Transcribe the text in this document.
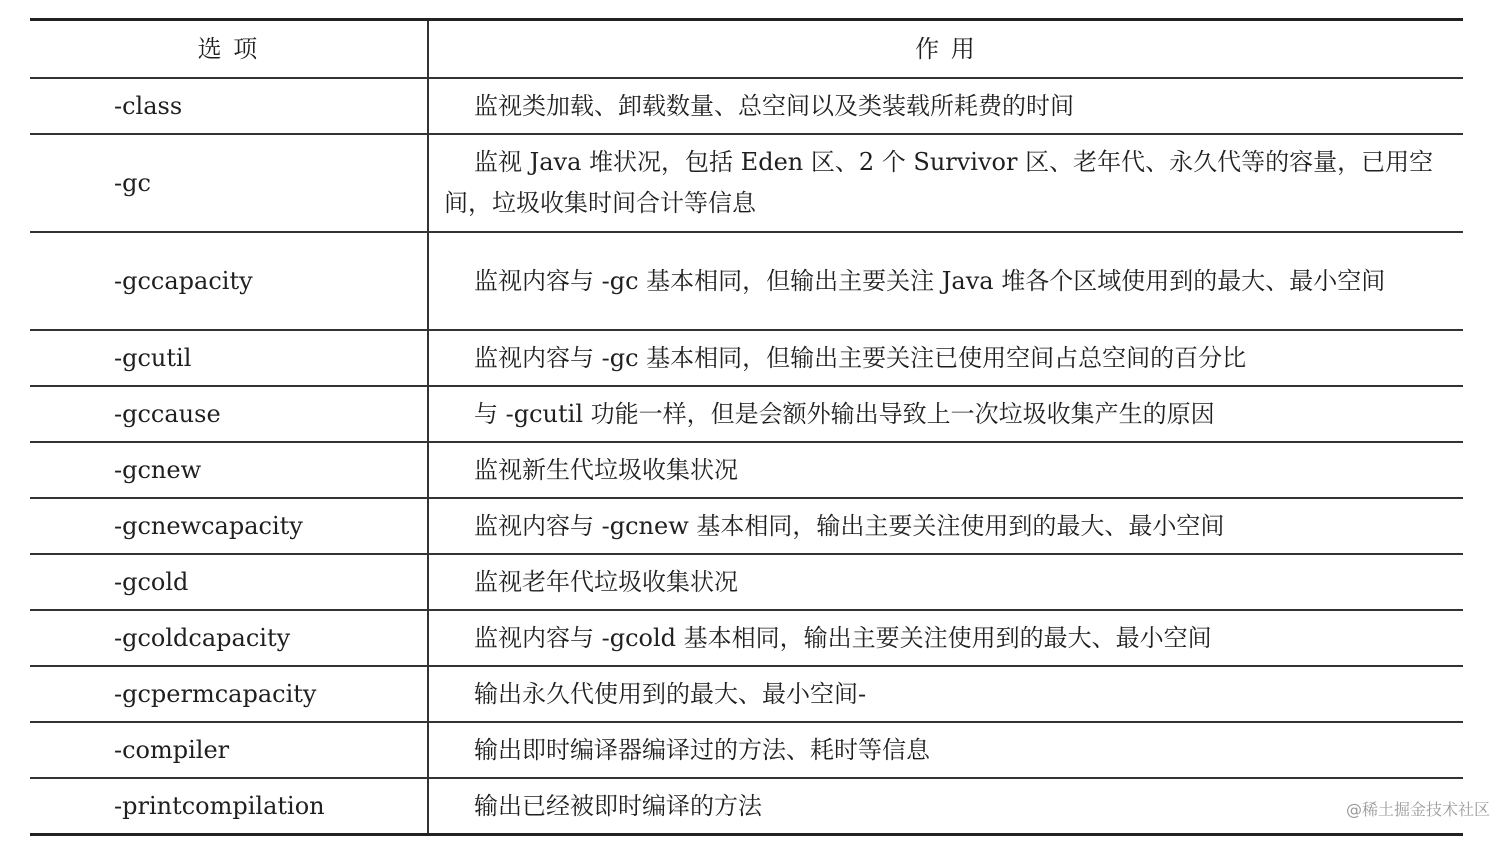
选 项	作 用
-class	监视类加载、卸载数量、总空间以及类装载所耗费的时间
-gc	监视 Java 堆状况，包括 Eden 区、2 个 Survivor 区、老年代、永久代等的容量，已用空间，垃圾收集时间合计等信息
-gccapacity	监视内容与 -gc 基本相同，但输出主要关注 Java 堆各个区域使用到的最大、最小空间
-gcutil	监视内容与 -gc 基本相同，但输出主要关注已使用空间占总空间的百分比
-gccause	与 -gcutil 功能一样，但是会额外输出导致上一次垃圾收集产生的原因
-gcnew	监视新生代垃圾收集状况
-gcnewcapacity	监视内容与 -gcnew 基本相同，输出主要关注使用到的最大、最小空间
-gcold	监视老年代垃圾收集状况
-gcoldcapacity	监视内容与 -gcold 基本相同，输出主要关注使用到的最大、最小空间
-gcpermcapacity	输出永久代使用到的最大、最小空间-
-compiler	输出即时编译器编译过的方法、耗时等信息
-printcompilation	输出已经被即时编译的方法	@稀土掘金技术社区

══════════

• OBJECTIVE:
Copy out all the records exactly, excluding pictures.

• REPLY TO THE TASK:
Transcribe the text in this document.
选 项	作 用
-class	监视类加载、卸载数量、总空间以及类装载所耗费的时间
-gc	监视 Java 堆状况，包括 Eden 区、2 个 Survivor 区、老年代、永久代等的容量，已用空间，垃圾收集时间合计等信息
-gccapacity	监视内容与 -gc 基本相同，但输出主要关注 Java 堆各个区域使用到的最大、最小空间
-gcutil	监视内容与 -gc 基本相同，但输出主要关注已使用空间占总空间的百分比
-gccause	与 -gcutil 功能一样，但是会额外输出导致上一次垃圾收集产生的原因
-gcnew	监视新生代垃圾收集状况
-gcnewcapacity	监视内容与 -gcnew 基本相同，输出主要关注使用到的最大、最小空间
-gcold	监视老年代垃圾收集状况
-gcoldcapacity	监视内容与 -gcold 基本相同，输出主要关注使用到的最大、最小空间
-gcpermcapacity	输出永久代使用到的最大、最小空间-
-compiler	输出即时编译器编译过的方法、耗时等信息
-printcompilation	输出已经被即时编译的方法	@稀土掘金技术社区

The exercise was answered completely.